PROBLEM STATEMENT - Can you write out all the lines word for word, with no pictures?

ENTRIES PROVIDED -
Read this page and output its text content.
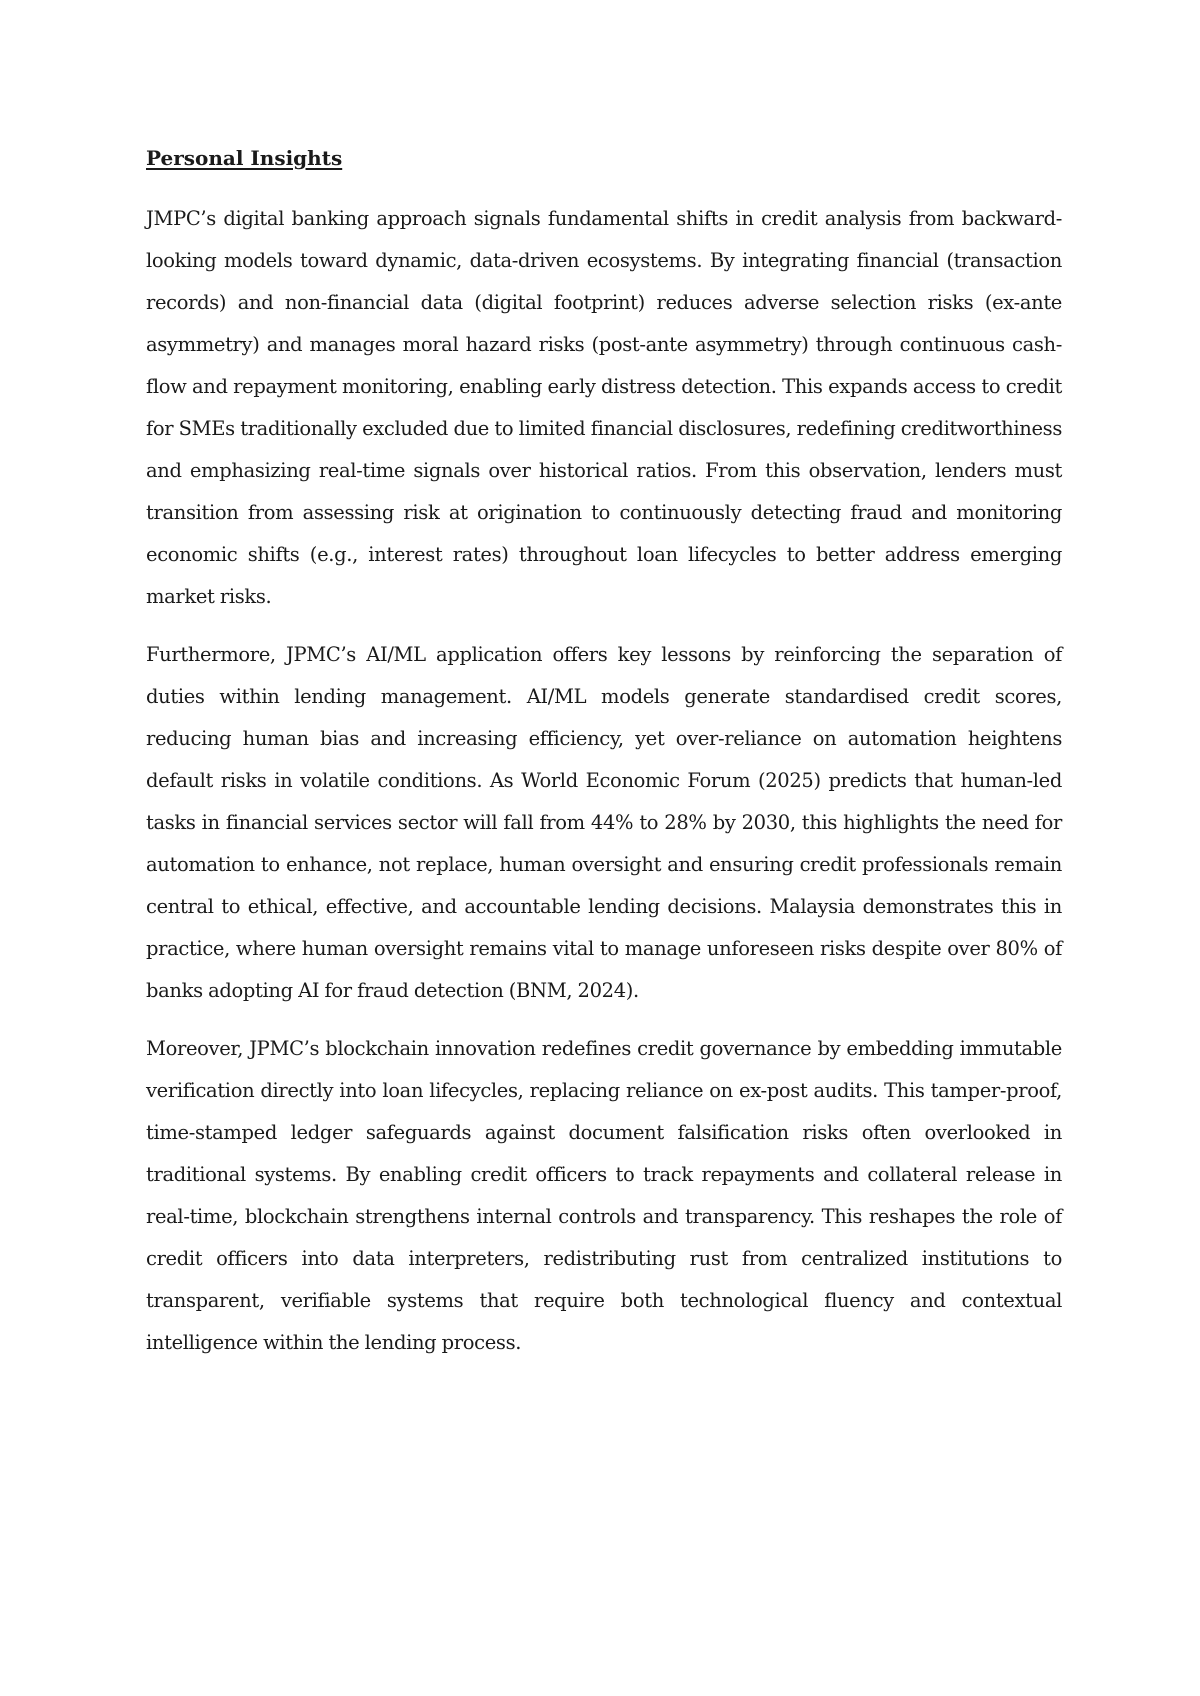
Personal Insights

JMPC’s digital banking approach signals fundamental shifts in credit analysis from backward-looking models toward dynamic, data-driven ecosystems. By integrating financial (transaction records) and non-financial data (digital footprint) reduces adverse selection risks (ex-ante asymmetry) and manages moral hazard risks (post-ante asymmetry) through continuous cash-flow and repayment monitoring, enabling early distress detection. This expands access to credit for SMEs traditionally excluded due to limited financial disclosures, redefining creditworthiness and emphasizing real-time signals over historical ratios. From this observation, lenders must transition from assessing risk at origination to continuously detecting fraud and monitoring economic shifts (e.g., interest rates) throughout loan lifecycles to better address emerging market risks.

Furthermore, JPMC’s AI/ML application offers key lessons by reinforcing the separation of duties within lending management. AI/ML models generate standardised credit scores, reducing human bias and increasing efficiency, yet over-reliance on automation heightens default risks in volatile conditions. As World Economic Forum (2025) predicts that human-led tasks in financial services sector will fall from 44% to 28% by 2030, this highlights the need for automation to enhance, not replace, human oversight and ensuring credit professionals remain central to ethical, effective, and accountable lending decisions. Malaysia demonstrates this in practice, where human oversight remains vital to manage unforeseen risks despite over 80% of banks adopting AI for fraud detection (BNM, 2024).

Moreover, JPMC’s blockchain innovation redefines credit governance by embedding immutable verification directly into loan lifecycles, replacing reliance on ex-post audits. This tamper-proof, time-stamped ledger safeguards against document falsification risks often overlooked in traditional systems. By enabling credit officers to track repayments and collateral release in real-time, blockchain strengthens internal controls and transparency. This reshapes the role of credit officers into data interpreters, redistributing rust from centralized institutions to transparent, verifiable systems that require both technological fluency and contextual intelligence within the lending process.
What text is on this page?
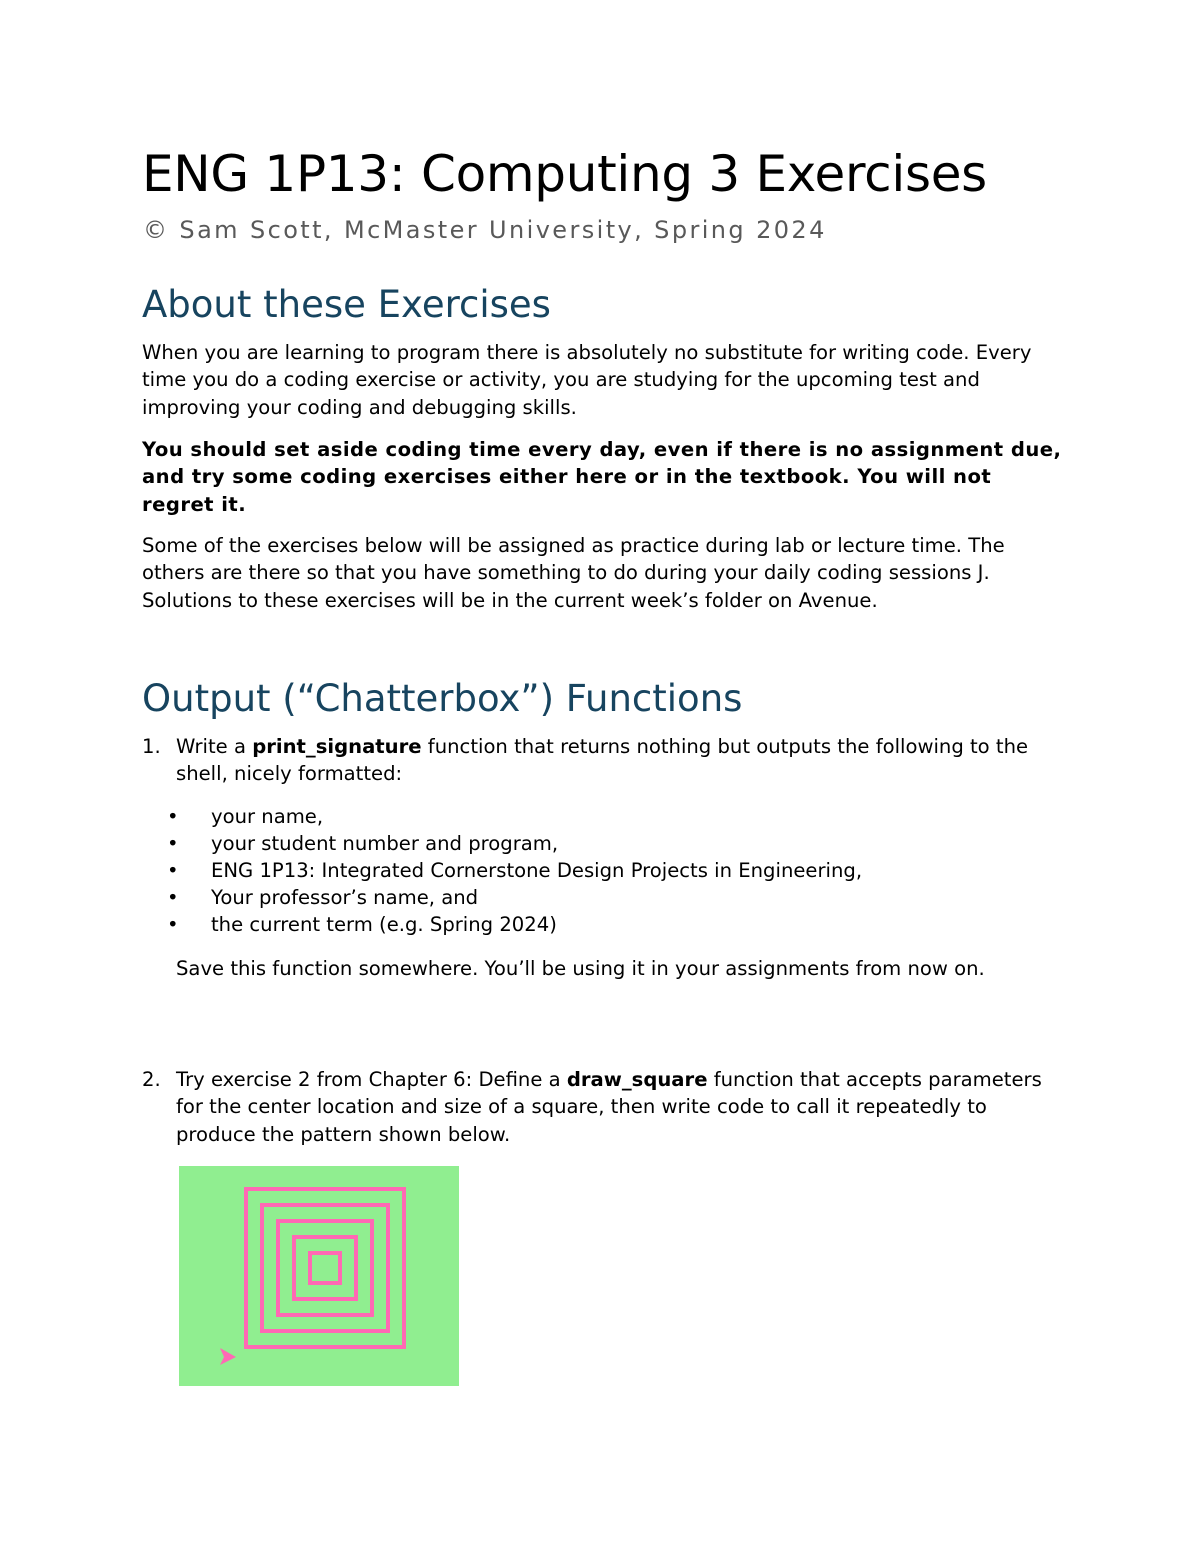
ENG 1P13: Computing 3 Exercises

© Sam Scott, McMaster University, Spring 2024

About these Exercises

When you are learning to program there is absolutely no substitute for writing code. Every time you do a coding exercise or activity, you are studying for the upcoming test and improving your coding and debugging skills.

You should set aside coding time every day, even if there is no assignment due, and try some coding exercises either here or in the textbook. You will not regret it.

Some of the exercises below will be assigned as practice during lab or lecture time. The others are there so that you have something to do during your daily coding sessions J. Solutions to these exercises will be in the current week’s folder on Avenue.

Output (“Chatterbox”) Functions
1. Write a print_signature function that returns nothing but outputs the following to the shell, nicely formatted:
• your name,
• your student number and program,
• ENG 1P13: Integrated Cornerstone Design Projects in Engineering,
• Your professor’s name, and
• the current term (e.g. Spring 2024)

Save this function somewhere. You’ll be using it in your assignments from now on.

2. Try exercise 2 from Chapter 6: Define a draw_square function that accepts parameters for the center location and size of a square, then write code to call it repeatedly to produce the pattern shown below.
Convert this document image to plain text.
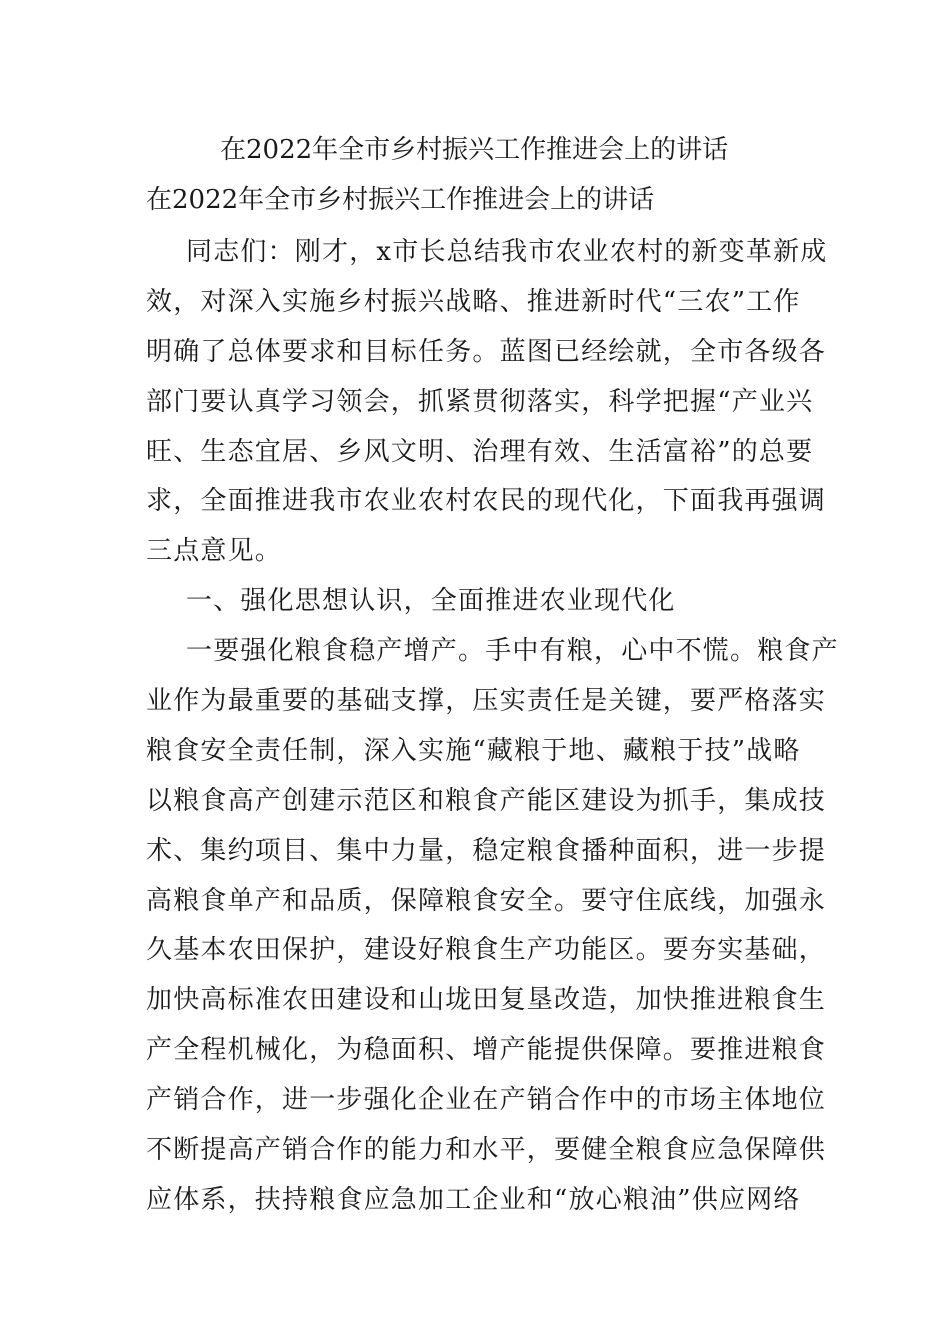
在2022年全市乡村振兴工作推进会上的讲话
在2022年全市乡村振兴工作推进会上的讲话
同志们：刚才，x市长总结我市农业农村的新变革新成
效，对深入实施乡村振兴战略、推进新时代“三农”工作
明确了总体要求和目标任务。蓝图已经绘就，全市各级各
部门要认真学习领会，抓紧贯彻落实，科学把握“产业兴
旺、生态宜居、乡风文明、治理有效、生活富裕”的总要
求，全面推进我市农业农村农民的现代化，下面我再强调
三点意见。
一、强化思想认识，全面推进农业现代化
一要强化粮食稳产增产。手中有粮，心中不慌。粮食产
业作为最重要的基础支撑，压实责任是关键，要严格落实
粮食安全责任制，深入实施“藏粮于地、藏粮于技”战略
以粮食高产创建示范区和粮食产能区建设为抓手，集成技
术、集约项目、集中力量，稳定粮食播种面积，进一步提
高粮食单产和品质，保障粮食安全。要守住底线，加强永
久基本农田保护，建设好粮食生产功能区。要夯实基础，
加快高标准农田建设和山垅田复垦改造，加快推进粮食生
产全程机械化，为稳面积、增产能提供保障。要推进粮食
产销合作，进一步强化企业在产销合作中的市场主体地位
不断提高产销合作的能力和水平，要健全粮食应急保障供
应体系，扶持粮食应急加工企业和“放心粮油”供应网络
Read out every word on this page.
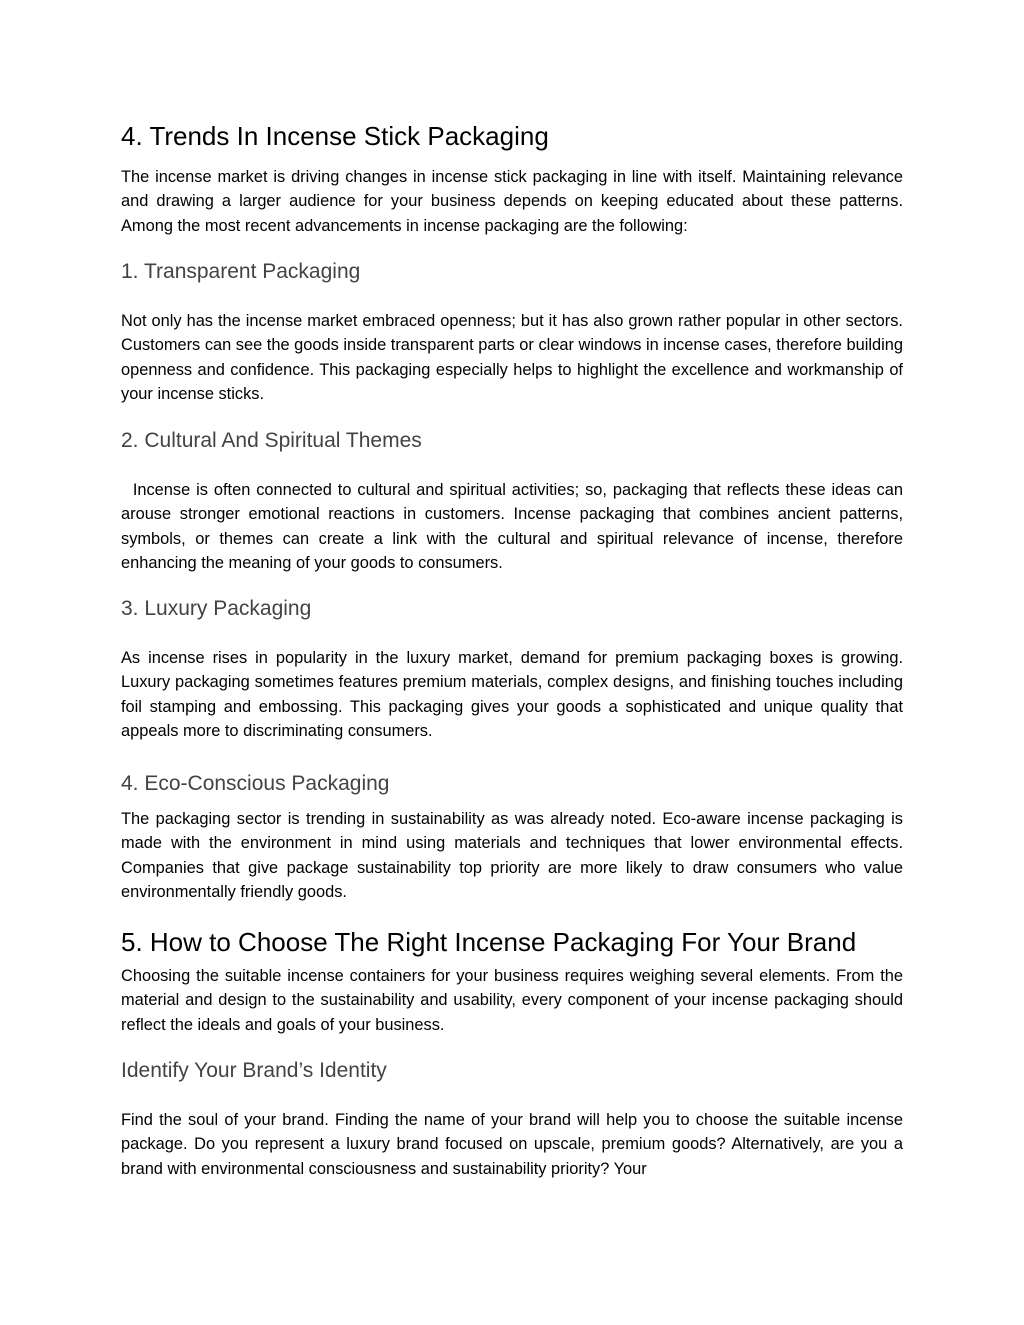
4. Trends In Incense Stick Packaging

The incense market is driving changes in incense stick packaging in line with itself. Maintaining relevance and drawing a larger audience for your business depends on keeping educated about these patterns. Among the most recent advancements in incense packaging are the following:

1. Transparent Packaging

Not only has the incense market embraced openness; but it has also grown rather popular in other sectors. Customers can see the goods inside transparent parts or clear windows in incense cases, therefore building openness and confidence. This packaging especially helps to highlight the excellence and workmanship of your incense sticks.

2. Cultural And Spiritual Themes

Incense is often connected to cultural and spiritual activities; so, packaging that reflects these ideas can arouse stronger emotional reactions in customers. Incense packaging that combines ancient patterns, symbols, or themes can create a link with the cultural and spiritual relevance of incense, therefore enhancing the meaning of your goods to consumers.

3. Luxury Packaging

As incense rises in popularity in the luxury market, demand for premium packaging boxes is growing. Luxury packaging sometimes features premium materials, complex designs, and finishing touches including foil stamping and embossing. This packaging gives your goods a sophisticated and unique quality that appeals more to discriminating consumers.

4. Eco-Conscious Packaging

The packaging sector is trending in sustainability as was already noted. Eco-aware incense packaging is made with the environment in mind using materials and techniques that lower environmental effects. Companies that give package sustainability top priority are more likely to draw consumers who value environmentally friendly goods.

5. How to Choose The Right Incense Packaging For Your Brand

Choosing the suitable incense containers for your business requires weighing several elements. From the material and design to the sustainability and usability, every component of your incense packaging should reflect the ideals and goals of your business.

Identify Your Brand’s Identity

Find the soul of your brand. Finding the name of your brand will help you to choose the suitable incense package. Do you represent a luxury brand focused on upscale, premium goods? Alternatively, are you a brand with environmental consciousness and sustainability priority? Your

COMPLETE RESPONSE -
Read this page and output its text content.
Personal Insights

JMPC’s digital banking approach signals fundamental shifts in credit analysis from backward-looking models toward dynamic, data-driven ecosystems. By integrating financial (transaction records) and non-financial data (digital footprint) reduces adverse selection risks (ex-ante asymmetry) and manages moral hazard risks (post-ante asymmetry) through continuous cash-flow and repayment monitoring, enabling early distress detection. This expands access to credit for SMEs traditionally excluded due to limited financial disclosures, redefining creditworthiness and emphasizing real-time signals over historical ratios. From this observation, lenders must transition from assessing risk at origination to continuously detecting fraud and monitoring economic shifts (e.g., interest rates) throughout loan lifecycles to better address emerging market risks.

Furthermore, JPMC’s AI/ML application offers key lessons by reinforcing the separation of duties within lending management. AI/ML models generate standardised credit scores, reducing human bias and increasing efficiency, yet over-reliance on automation heightens default risks in volatile conditions. As World Economic Forum (2025) predicts that human-led tasks in financial services sector will fall from 44% to 28% by 2030, this highlights the need for automation to enhance, not replace, human oversight and ensuring credit professionals remain central to ethical, effective, and accountable lending decisions. Malaysia demonstrates this in practice, where human oversight remains vital to manage unforeseen risks despite over 80% of banks adopting AI for fraud detection (BNM, 2024).

Moreover, JPMC’s blockchain innovation redefines credit governance by embedding immutable verification directly into loan lifecycles, replacing reliance on ex-post audits. This tamper-proof, time-stamped ledger safeguards against document falsification risks often overlooked in traditional systems. By enabling credit officers to track repayments and collateral release in real-time, blockchain strengthens internal controls and transparency. This reshapes the role of credit officers into data interpreters, redistributing rust from centralized institutions to transparent, verifiable systems that require both technological fluency and contextual intelligence within the lending process.
What text is on this page?
ENG 1P13: Computing 3 Exercises

© Sam Scott, McMaster University, Spring 2024

About these Exercises

When you are learning to program there is absolutely no substitute for writing code. Every time you do a coding exercise or activity, you are studying for the upcoming test and improving your coding and debugging skills.

You should set aside coding time every day, even if there is no assignment due, and try some coding exercises either here or in the textbook. You will not regret it.

Some of the exercises below will be assigned as practice during lab or lecture time. The others are there so that you have something to do during your daily coding sessions J. Solutions to these exercises will be in the current week’s folder on Avenue.

Output (“Chatterbox”) Functions
1. Write a print_signature function that returns nothing but outputs the following to the shell, nicely formatted:
• your name,
• your student number and program,
• ENG 1P13: Integrated Cornerstone Design Projects in Engineering,
• Your professor’s name, and
• the current term (e.g. Spring 2024)

Save this function somewhere. You’ll be using it in your assignments from now on.

2. Try exercise 2 from Chapter 6: Define a draw_square function that accepts parameters for the center location and size of a square, then write code to call it repeatedly to produce the pattern shown below.
Convert this document image to plain text.
在2022年全市乡村振兴工作推进会上的讲话
在2022年全市乡村振兴工作推进会上的讲话
同志们：刚才，x市长总结我市农业农村的新变革新成
效，对深入实施乡村振兴战略、推进新时代“三农”工作
明确了总体要求和目标任务。蓝图已经绘就，全市各级各
部门要认真学习领会，抓紧贯彻落实，科学把握“产业兴
旺、生态宜居、乡风文明、治理有效、生活富裕”的总要
求，全面推进我市农业农村农民的现代化，下面我再强调
三点意见。
一、强化思想认识，全面推进农业现代化
一要强化粮食稳产增产。手中有粮，心中不慌。粮食产
业作为最重要的基础支撑，压实责任是关键，要严格落实
粮食安全责任制，深入实施“藏粮于地、藏粮于技”战略
以粮食高产创建示范区和粮食产能区建设为抓手，集成技
术、集约项目、集中力量，稳定粮食播种面积，进一步提
高粮食单产和品质，保障粮食安全。要守住底线，加强永
久基本农田保护，建设好粮食生产功能区。要夯实基础，
加快高标准农田建设和山垅田复垦改造，加快推进粮食生
产全程机械化，为稳面积、增产能提供保障。要推进粮食
产销合作，进一步强化企业在产销合作中的市场主体地位
不断提高产销合作的能力和水平，要健全粮食应急保障供
应体系，扶持粮食应急加工企业和“放心粮油”供应网络
Read out every word on this page.
4. Trends In Incense Stick Packaging

The incense market is driving changes in incense stick packaging in line with itself. Maintaining relevance and drawing a larger audience for your business depends on keeping educated about these patterns. Among the most recent advancements in incense packaging are the following:

1. Transparent Packaging

Not only has the incense market embraced openness; but it has also grown rather popular in other sectors. Customers can see the goods inside transparent parts or clear windows in incense cases, therefore building openness and confidence. This packaging especially helps to highlight the excellence and workmanship of your incense sticks.

2. Cultural And Spiritual Themes

Incense is often connected to cultural and spiritual activities; so, packaging that reflects these ideas can arouse stronger emotional reactions in customers. Incense packaging that combines ancient patterns, symbols, or themes can create a link with the cultural and spiritual relevance of incense, therefore enhancing the meaning of your goods to consumers.

3. Luxury Packaging

As incense rises in popularity in the luxury market, demand for premium packaging boxes is growing. Luxury packaging sometimes features premium materials, complex designs, and finishing touches including foil stamping and embossing. This packaging gives your goods a sophisticated and unique quality that appeals more to discriminating consumers.

4. Eco-Conscious Packaging

The packaging sector is trending in sustainability as was already noted. Eco-aware incense packaging is made with the environment in mind using materials and techniques that lower environmental effects. Companies that give package sustainability top priority are more likely to draw consumers who value environmentally friendly goods.

5. How to Choose The Right Incense Packaging For Your Brand

Choosing the suitable incense containers for your business requires weighing several elements. From the material and design to the sustainability and usability, every component of your incense packaging should reflect the ideals and goals of your business.

Identify Your Brand’s Identity

Find the soul of your brand. Finding the name of your brand will help you to choose the suitable incense package. Do you represent a luxury brand focused on upscale, premium goods? Alternatively, are you a brand with environmental consciousness and sustainability priority? Your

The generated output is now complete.